# Start of Extracted records

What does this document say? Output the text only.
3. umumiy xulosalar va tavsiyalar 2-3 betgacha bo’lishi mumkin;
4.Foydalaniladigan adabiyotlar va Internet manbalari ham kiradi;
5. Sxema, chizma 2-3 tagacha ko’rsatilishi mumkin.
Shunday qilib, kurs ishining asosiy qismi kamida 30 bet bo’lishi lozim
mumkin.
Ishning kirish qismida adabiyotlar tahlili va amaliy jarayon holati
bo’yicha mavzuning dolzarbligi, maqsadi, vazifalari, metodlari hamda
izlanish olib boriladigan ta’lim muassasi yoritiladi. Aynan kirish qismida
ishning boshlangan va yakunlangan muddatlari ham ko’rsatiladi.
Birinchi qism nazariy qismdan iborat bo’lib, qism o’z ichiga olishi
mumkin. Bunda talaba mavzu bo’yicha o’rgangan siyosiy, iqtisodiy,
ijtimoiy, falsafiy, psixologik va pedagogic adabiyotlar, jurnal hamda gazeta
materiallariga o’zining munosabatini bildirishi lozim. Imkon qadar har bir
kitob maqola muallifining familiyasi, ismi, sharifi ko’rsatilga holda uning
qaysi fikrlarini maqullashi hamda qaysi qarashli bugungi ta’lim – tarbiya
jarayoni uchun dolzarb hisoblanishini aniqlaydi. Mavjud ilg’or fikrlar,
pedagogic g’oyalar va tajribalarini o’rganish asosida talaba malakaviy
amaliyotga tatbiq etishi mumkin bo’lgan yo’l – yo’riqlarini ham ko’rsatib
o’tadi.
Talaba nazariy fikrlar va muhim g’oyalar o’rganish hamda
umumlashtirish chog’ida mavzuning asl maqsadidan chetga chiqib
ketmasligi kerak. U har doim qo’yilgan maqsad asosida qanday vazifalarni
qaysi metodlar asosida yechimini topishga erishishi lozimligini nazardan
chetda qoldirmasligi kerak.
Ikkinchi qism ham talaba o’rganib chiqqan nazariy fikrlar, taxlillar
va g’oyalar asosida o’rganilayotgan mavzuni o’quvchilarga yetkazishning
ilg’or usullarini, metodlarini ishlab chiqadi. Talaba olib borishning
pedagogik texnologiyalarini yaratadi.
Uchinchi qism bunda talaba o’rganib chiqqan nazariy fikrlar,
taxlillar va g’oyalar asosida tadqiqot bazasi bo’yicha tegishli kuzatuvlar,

# End of Extracted records

Pick out and copy the lines of the entries that hold the string "qismida".

◆ **Full response**
Ishning kirish qismida adabiyotlar tahlili va amaliy jarayon holati
izlanish olib boriladigan ta’lim muassasi yoritiladi. Aynan kirish qismida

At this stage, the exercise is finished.